Given data:
....
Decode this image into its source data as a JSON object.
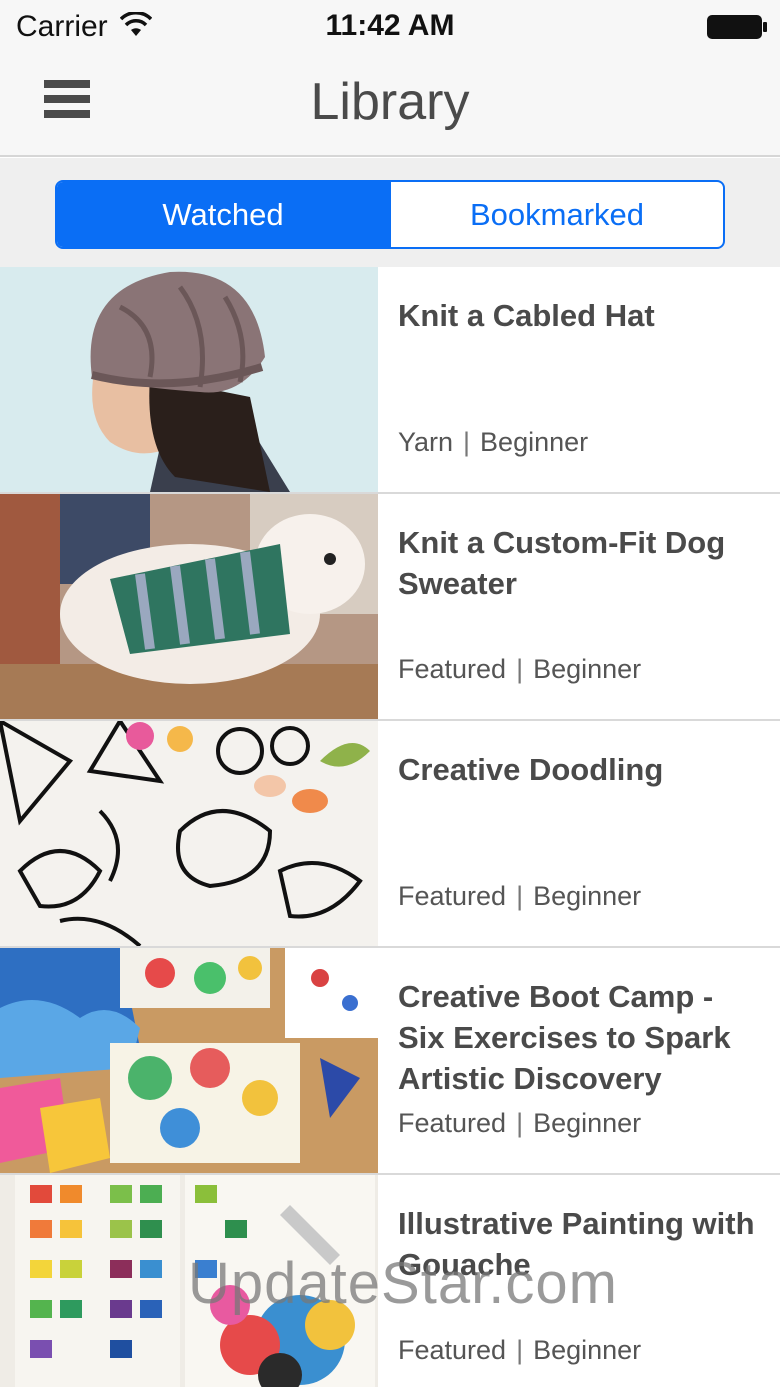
{
  "status": {
    "carrier": "Carrier",
    "time": "11:42 AM"
  },
  "nav": {
    "title": "Library"
  },
  "tabs": {
    "watched": "Watched",
    "bookmarked": "Bookmarked",
    "selected": "Watched"
  },
  "items": [
    {
      "title": "Knit a Cabled Hat",
      "category": "Yarn",
      "level": "Beginner"
    },
    {
      "title": "Knit a Custom-Fit Dog Sweater",
      "category": "Featured",
      "level": "Beginner"
    },
    {
      "title": "Creative Doodling",
      "category": "Featured",
      "level": "Beginner"
    },
    {
      "title": "Creative Boot Camp - Six Exercises to Spark Artistic Discovery",
      "category": "Featured",
      "level": "Beginner"
    },
    {
      "title": "Illustrative Painting with Gouache",
      "category": "Featured",
      "level": "Beginner"
    }
  ],
  "watermark": "UpdateStar.com",
  "colors": {
    "accent": "#0a6ef5",
    "text": "#4a4a4a",
    "background": "#f7f7f7"
  }
}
....
Problem to solve:
Do not include images; quote all of the entries above exactly.

Task output:
Decode this image into its source data as a JSON object.
{
  "status": {
    "carrier": "Carrier",
    "time": "11:42 AM"
  },
  "nav": {
    "title": "Library"
  },
  "tabs": {
    "watched": "Watched",
    "bookmarked": "Bookmarked",
    "selected": "Watched"
  },
  "items": [
    {
      "title": "Knit a Cabled Hat",
      "category": "Yarn",
      "level": "Beginner"
    },
    {
      "title": "Knit a Custom-Fit Dog Sweater",
      "category": "Featured",
      "level": "Beginner"
    },
    {
      "title": "Creative Doodling",
      "category": "Featured",
      "level": "Beginner"
    },
    {
      "title": "Creative Boot Camp - Six Exercises to Spark Artistic Discovery",
      "category": "Featured",
      "level": "Beginner"
    },
    {
      "title": "Illustrative Painting with Gouache",
      "category": "Featured",
      "level": "Beginner"
    }
  ],
  "watermark": "UpdateStar.com",
  "colors": {
    "accent": "#0a6ef5",
    "text": "#4a4a4a",
    "background": "#f7f7f7"
  }
}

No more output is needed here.